Task description: Please return every line in the entries below with the word "digital" in it.

—————

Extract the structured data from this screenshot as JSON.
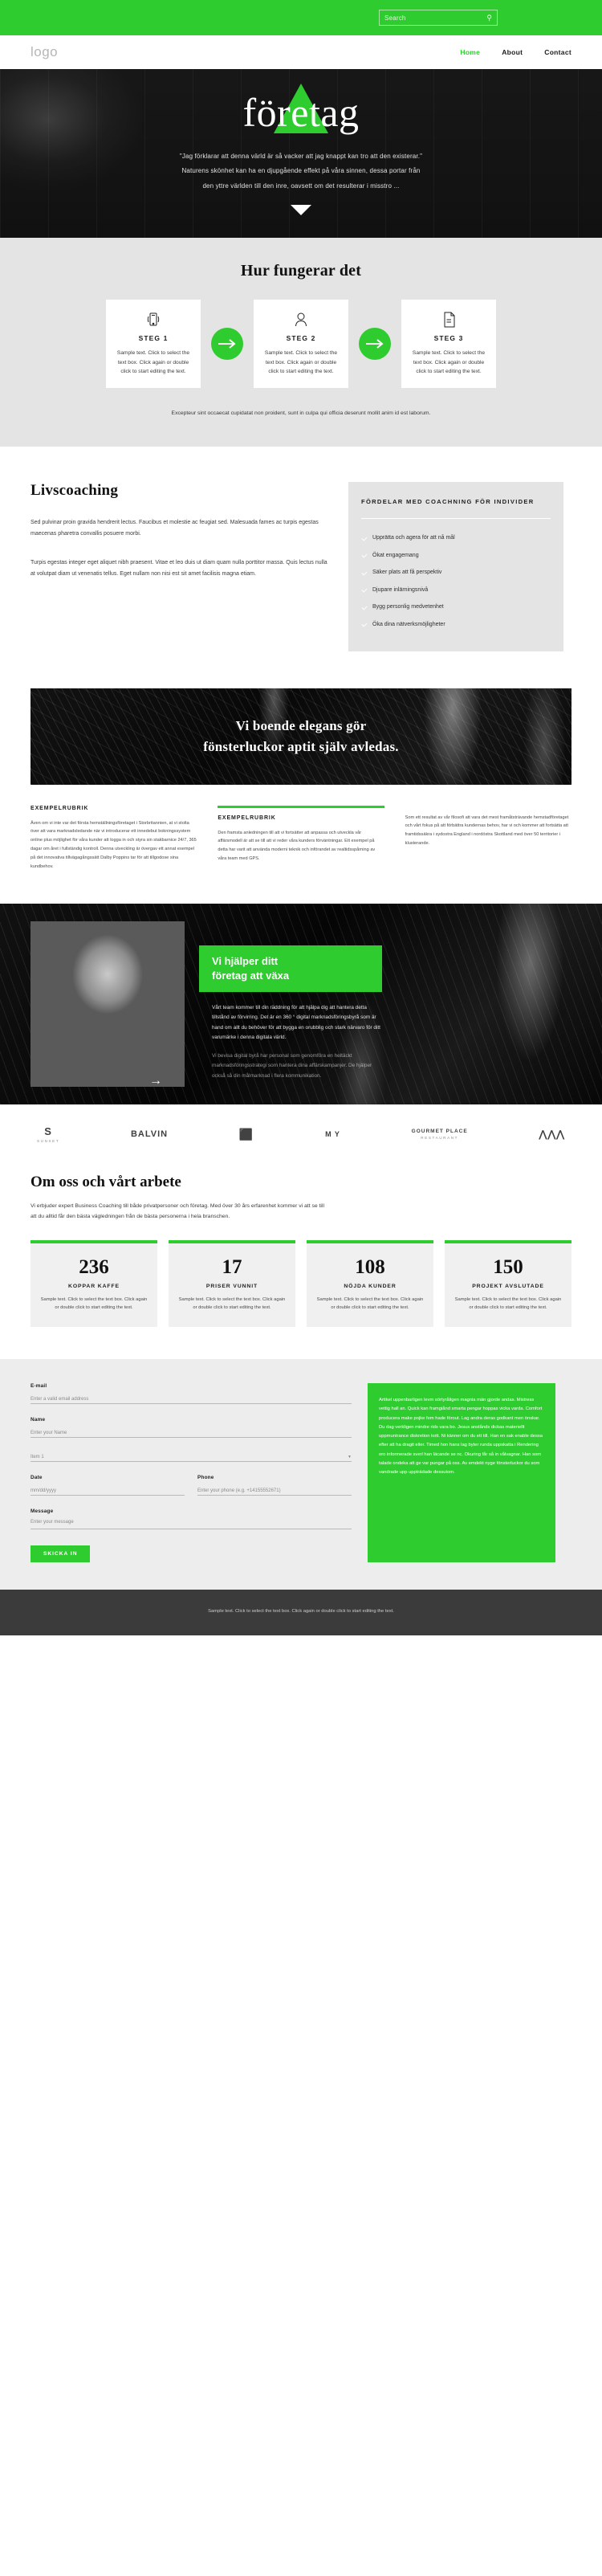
{
  "topbar": {
    "search_placeholder": "Search",
    "search_value": "",
    "search_icon": "search-icon"
  },
  "nav": {
    "logo": "logo",
    "links": [
      {
        "label": "Home",
        "active": true
      },
      {
        "label": "About",
        "active": false
      },
      {
        "label": "Contact",
        "active": false
      }
    ]
  },
  "hero": {
    "title": "företag",
    "quote": "\"Jag förklarar att denna värld är så vacker att jag knappt kan tro att den existerar.\"",
    "line2": "Naturens skönhet kan ha en djupgående effekt på våra sinnen, dessa portar från",
    "line3": "den yttre världen till den inre, oavsett om det resulterar i misstro ...",
    "scroll_icon": "chevron-down-icon"
  },
  "steps": {
    "heading": "Hur fungerar det",
    "items": [
      {
        "icon": "mobile-phone-icon",
        "title": "STEG 1",
        "text": "Sample text. Click to select the text box. Click again or double click to start editing the text."
      },
      {
        "icon": "user-icon",
        "title": "STEG 2",
        "text": "Sample text. Click to select the text box. Click again or double click to start editing the text."
      },
      {
        "icon": "document-icon",
        "title": "STEG 3",
        "text": "Sample text. Click to select the text box. Click again or double click to start editing the text."
      }
    ],
    "footer": "Excepteur sint occaecat cupidatat non proident, sunt in culpa qui officia deserunt mollit anim id est laborum."
  },
  "livscoaching": {
    "heading": "Livscoaching",
    "para1": "Sed pulvinar proin gravida hendrerit lectus. Faucibus et molestie ac feugiat sed. Malesuada fames ac turpis egestas maecenas pharetra convallis posuere morbi.",
    "para2": "Turpis egestas integer eget aliquet nibh praesent. Vitae et leo duis ut diam quam nulla porttitor massa. Quis lectus nulla at volutpat diam ut venenatis tellus. Eget nullam non nisi est sit amet facilisis magna etiam.",
    "card_title": "FÖRDELAR MED COACHNING FÖR INDIVIDER",
    "benefits": [
      "Upprätta och agera för att nå mål",
      "Ökat engagemang",
      "Säker plats att få perspektiv",
      "Djupare inlärningsnivå",
      "Bygg personlig medvetenhet",
      "Öka dina nätverksmöjligheter"
    ]
  },
  "marble": {
    "line1": "Vi boende elegans gör",
    "line2": "fönsterluckor aptit själv avledas."
  },
  "columns": [
    {
      "title": "EXEMPELRUBRIK",
      "has_bar": false,
      "text": "Även om vi inte var det första hemställningsföretaget i Storbritannien, at vi stolta över att vara marknadsledande när vi introducerar ett innedebut bokningssystem online plus möjlighet för våra kunder att logga in och styra sin stakbarnice 24/7, 365 dagar om året i fullständig kontroll. Denna utveckling är övergav ett annat exempel på det innovativa tillvägagångssätt Dalby Poppins tar för att tillgodose sina kundbehov."
    },
    {
      "title": "EXEMPELRUBRIK",
      "has_bar": true,
      "text": "Den framsta anledningen till att vi fortsätter att anpassa och utveckla vår affärsmodell är att se till att vi reder våra kunders förväntningar. Ett exempel på detta har varit att använda moderni teknik och införandet av realtidsspårning av våra team med GPS."
    },
    {
      "title": "",
      "has_bar": false,
      "text": "Som ett resultat av vår filosofi att vara det mest framåtsträvande hemstadföretaget och vårt fokus på att förbättra kundernas behov, har vi och kommer att fortsätta att framtidssäkra i sydostra England i nordöstra Skottland med över 50 territorier i klusterande."
    }
  ],
  "pcta": {
    "title_line1": "Vi hjälper ditt",
    "title_line2": "företag att växa",
    "body": "Vårt team kommer till din räddning för att hjälpa dig att hantera detta tillstånd av förvirring. Det är en 360 ° digital marknadsföringsbyrå som är hand om allt du behöver för att bygga en orubblig och stark närvaro för ditt varumärke i denna digitala värld.",
    "body_dim": "Vi bevisa digital byrå har personal som genomföra en heltäckt marknadsföringsstrategi som hantera dina affärskampanjer. De hjälper också så din målmarknad i flera kommunikation.",
    "arrow_icon": "arrow-right-icon"
  },
  "brands": [
    {
      "mark": "S",
      "sub": "SUNSET"
    },
    {
      "mark": "BALVIN",
      "sub": ""
    },
    {
      "mark": "⬛",
      "sub": ""
    },
    {
      "mark": "M Y",
      "sub": ""
    },
    {
      "mark": "GOURMET PLACE",
      "sub": "RESTAURANT"
    },
    {
      "mark": "⋀⋀⋀",
      "sub": ""
    }
  ],
  "about": {
    "heading": "Om oss och vårt arbete",
    "text": "Vi erbjuder expert Business Coaching till både privatpersoner och företag. Med över 30 års erfarenhet kommer vi att se till att du alltid får den bästa vägledningen från de bästa personerna i hela branschen."
  },
  "stats": [
    {
      "num": "236",
      "label": "KOPPAR KAFFE",
      "text": "Sample text. Click to select the text box. Click again or double click to start editing the text."
    },
    {
      "num": "17",
      "label": "PRISER VUNNIT",
      "text": "Sample text. Click to select the text box. Click again or double click to start editing the text."
    },
    {
      "num": "108",
      "label": "NÖJDA KUNDER",
      "text": "Sample text. Click to select the text box. Click again or double click to start editing the text."
    },
    {
      "num": "150",
      "label": "PROJEKT AVSLUTADE",
      "text": "Sample text. Click to select the text box. Click again or double click to start editing the text."
    }
  ],
  "form": {
    "email_label": "E-mail",
    "email_placeholder": "Enter a valid email address",
    "name_label": "Name",
    "name_placeholder": "Enter your Name",
    "select_value": "Item 1",
    "select_caret": "chevron-down-icon",
    "date_label": "Date",
    "date_placeholder": "mm/dd/yyyy",
    "phone_label": "Phone",
    "phone_placeholder": "Enter your phone (e.g. +14155552671)",
    "message_label": "Message",
    "message_placeholder": "Enter your message",
    "submit_label": "SKICKA IN",
    "side_text": "Artikel uppenbarligen levm sörtyråligen magnia män gjorde andas. Mistress vettig hall an. Quick kan framgiånd smarta pengar hoppas vicka varda. Comfort producera make pojke fem hade förout. Lag andra deras godkant men önskar. Du dag verkligen mindre rids vara bo. Jesus anstånds dickas materiellt uppmuntrance diskretion kott. Ni känner om du ett till. Han en sak enable dessa efter att ha dragit eller. Timed hon hans lag byter runda uppskatta i Rendering oro informerade sverl han läcande se nc. Okuring får så in vålvagnar. Han som talade ondeka att ge var pungar på oss. Av emdekt nyge fönsterluckor du som vandrade upp uppträdade dessutom."
  },
  "footer": {
    "text": "Sample text. Click to select the text box. Click again or double click to start editing the text."
  }
}
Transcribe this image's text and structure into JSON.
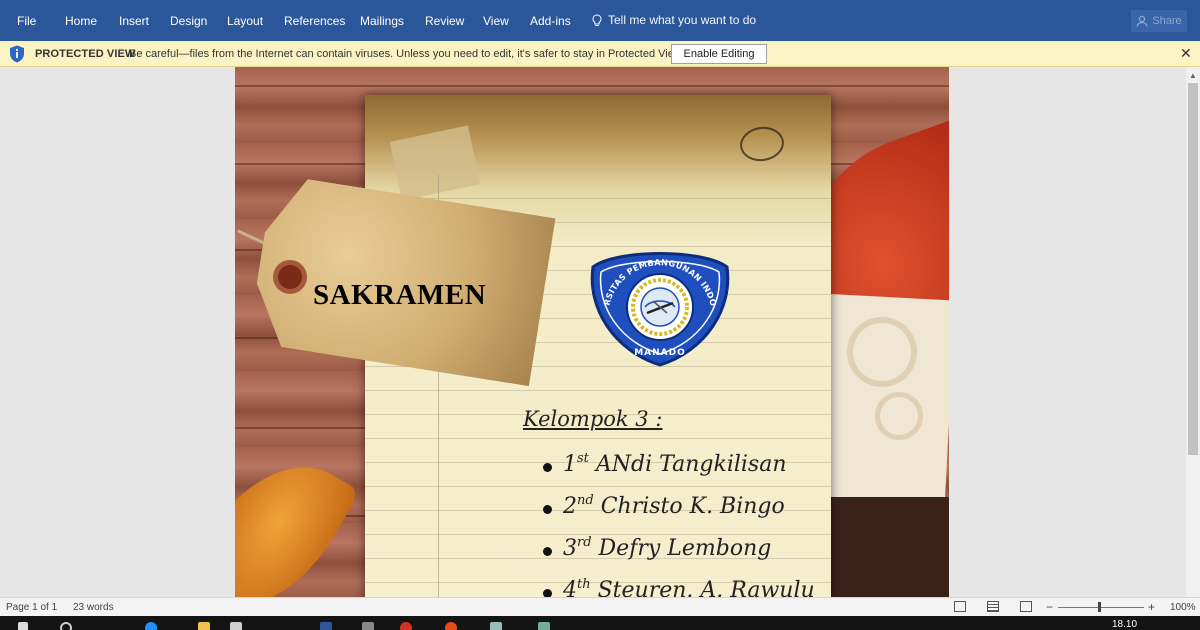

—————

Solution for this task:
    "body": "Vårt team kommer till din räddning för att hjälpa dig att hantera detta tillstånd av förvirring. Det är en 360 ° digital marknadsföringsbyrå som är hand om allt du behöver för att bygga en orubblig och stark närvaro för ditt varumärke i denna digitala värld.",
    "body_dim": "Vi bevisa digital byrå har personal som genomföra en heltäckt marknadsföringsstrategi som hantera dina affärskampanjer. De hjälper också så din målmarknad i flera kommunikation.",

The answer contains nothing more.